_EXERCISE DATA_
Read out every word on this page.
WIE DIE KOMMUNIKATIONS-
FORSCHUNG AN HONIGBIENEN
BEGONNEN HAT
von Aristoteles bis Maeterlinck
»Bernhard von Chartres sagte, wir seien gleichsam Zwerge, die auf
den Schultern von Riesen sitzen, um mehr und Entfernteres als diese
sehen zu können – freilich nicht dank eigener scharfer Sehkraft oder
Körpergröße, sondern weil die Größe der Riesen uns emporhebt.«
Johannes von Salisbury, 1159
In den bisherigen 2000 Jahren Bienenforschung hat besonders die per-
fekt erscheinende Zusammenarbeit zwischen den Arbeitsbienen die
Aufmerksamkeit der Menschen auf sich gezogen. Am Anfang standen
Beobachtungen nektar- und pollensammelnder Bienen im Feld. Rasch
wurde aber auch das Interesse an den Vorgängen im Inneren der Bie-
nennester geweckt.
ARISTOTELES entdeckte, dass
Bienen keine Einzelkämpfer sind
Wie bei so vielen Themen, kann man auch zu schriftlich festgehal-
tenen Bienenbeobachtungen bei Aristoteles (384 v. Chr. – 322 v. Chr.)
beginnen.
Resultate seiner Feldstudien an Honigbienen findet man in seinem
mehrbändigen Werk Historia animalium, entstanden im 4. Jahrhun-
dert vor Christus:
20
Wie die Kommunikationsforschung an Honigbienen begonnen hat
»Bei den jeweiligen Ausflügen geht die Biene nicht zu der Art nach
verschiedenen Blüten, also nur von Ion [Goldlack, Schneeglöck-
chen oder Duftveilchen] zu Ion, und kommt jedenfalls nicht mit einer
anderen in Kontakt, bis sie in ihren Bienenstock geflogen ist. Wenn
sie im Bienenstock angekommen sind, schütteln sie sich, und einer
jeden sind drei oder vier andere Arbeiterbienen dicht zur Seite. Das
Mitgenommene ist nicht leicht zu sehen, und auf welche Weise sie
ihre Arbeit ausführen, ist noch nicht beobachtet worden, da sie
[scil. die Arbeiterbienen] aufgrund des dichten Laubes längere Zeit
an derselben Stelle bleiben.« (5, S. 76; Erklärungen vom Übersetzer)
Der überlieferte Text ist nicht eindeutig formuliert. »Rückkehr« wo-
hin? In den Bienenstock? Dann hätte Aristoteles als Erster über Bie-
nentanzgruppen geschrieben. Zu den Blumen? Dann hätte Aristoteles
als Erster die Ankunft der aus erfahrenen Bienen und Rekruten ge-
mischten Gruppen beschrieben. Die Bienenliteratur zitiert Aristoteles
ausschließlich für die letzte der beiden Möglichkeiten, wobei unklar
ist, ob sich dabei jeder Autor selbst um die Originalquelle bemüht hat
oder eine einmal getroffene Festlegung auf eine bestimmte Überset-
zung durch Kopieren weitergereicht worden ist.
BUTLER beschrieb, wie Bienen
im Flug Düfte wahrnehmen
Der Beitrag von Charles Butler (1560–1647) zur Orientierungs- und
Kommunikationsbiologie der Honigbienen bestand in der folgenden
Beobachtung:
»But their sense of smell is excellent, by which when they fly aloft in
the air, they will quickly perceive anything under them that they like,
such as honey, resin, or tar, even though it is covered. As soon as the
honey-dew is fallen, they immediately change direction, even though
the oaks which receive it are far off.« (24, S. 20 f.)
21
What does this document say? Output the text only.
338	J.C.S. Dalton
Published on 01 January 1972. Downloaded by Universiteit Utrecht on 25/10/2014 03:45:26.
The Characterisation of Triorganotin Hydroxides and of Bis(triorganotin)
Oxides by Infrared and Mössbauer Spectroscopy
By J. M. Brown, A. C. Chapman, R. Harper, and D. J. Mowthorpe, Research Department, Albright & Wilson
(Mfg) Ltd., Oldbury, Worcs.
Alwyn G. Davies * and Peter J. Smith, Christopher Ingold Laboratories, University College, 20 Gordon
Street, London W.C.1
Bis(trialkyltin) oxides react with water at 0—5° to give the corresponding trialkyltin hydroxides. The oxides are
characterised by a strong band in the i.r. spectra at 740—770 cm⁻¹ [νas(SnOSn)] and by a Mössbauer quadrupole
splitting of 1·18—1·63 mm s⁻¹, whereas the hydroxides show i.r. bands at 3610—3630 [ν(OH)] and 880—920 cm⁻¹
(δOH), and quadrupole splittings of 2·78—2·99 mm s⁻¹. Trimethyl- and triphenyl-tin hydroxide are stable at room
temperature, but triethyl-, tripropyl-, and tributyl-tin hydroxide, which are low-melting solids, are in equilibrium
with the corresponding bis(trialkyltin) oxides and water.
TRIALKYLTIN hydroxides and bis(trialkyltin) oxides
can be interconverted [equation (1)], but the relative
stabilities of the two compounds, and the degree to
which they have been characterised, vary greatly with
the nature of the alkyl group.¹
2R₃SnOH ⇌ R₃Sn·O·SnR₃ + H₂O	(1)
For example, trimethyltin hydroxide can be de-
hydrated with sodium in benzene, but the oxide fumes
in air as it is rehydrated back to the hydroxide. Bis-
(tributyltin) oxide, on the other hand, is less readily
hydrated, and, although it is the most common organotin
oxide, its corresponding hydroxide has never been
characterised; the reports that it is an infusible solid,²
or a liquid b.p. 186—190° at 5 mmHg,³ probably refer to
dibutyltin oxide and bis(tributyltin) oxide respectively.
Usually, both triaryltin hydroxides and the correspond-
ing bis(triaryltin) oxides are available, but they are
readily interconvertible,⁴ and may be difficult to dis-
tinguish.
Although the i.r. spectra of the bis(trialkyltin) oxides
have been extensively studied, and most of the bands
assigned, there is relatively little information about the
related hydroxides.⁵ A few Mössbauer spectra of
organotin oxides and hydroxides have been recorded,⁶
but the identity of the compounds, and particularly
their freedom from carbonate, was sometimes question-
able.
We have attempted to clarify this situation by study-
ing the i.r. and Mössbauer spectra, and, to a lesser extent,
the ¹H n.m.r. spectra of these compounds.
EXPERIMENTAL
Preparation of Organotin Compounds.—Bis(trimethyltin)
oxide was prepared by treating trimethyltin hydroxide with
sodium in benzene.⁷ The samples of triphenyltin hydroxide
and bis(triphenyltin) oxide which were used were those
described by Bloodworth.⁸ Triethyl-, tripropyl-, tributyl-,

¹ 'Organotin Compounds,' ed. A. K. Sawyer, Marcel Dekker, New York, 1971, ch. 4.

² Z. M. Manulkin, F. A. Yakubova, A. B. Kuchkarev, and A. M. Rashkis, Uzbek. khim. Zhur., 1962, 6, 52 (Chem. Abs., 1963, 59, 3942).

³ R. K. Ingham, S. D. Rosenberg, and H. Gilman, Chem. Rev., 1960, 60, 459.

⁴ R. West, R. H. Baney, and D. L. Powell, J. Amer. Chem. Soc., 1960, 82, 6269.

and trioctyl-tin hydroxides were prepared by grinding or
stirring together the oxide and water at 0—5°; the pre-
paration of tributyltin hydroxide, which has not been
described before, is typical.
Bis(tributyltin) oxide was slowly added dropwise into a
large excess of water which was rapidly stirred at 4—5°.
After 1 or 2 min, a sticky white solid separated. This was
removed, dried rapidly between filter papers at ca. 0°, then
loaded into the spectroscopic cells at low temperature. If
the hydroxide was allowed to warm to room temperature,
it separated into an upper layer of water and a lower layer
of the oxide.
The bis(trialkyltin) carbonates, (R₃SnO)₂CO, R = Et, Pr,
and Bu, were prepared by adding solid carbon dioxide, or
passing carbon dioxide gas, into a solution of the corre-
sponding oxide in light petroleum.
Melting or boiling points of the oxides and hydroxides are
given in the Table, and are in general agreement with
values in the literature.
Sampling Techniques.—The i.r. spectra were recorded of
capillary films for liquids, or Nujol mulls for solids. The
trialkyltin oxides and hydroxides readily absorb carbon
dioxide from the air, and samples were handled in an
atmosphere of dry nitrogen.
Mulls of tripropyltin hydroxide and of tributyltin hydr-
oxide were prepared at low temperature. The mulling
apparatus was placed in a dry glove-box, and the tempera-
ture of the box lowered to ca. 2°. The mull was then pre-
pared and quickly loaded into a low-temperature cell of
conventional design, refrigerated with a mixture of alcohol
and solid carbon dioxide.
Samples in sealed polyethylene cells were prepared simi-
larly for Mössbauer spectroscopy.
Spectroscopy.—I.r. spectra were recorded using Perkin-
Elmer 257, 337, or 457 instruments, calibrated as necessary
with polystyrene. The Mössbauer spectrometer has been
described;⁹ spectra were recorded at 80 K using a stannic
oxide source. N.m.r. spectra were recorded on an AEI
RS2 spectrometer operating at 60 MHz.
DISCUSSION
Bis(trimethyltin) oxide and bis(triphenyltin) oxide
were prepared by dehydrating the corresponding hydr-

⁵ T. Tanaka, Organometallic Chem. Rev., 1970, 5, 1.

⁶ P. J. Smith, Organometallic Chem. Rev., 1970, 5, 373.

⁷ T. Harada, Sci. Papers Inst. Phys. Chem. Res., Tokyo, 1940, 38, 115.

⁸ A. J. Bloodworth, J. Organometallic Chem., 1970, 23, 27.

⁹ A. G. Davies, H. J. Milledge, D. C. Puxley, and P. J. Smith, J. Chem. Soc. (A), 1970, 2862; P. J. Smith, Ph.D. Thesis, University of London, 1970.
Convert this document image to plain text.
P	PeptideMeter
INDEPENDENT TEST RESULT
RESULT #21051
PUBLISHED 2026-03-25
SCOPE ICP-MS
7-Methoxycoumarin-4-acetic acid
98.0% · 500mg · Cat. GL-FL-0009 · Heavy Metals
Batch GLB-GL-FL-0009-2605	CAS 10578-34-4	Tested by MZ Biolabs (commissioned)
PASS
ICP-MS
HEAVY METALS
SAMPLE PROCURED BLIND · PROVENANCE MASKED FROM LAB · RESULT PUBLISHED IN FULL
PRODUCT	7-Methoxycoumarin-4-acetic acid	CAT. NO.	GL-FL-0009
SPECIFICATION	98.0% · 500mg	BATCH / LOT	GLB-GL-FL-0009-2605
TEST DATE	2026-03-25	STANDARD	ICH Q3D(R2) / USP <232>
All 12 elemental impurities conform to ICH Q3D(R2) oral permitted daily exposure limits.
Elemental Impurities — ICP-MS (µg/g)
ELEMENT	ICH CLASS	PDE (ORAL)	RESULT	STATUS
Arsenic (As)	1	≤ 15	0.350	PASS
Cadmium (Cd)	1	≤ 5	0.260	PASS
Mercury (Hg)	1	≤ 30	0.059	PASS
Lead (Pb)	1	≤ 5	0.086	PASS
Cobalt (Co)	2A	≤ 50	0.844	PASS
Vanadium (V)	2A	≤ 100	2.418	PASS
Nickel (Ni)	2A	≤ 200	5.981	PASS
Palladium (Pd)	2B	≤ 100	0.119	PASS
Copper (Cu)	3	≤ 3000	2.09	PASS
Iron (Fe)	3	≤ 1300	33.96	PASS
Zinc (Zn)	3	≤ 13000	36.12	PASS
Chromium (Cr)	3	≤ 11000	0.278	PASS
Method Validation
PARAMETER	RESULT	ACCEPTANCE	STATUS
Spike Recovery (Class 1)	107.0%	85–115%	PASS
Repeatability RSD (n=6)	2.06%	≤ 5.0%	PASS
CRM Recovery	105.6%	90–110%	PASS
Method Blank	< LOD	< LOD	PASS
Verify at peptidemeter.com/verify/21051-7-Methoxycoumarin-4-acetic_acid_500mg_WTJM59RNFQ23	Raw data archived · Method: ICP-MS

_ASSIGNMENT_
Gather each line in these records that contains the string "cells".

_SOLUTION FOR THIS PROBLEM_
loaded into the spectroscopic cells at low temperature. If
Samples in sealed polyethylene cells were prepared simi-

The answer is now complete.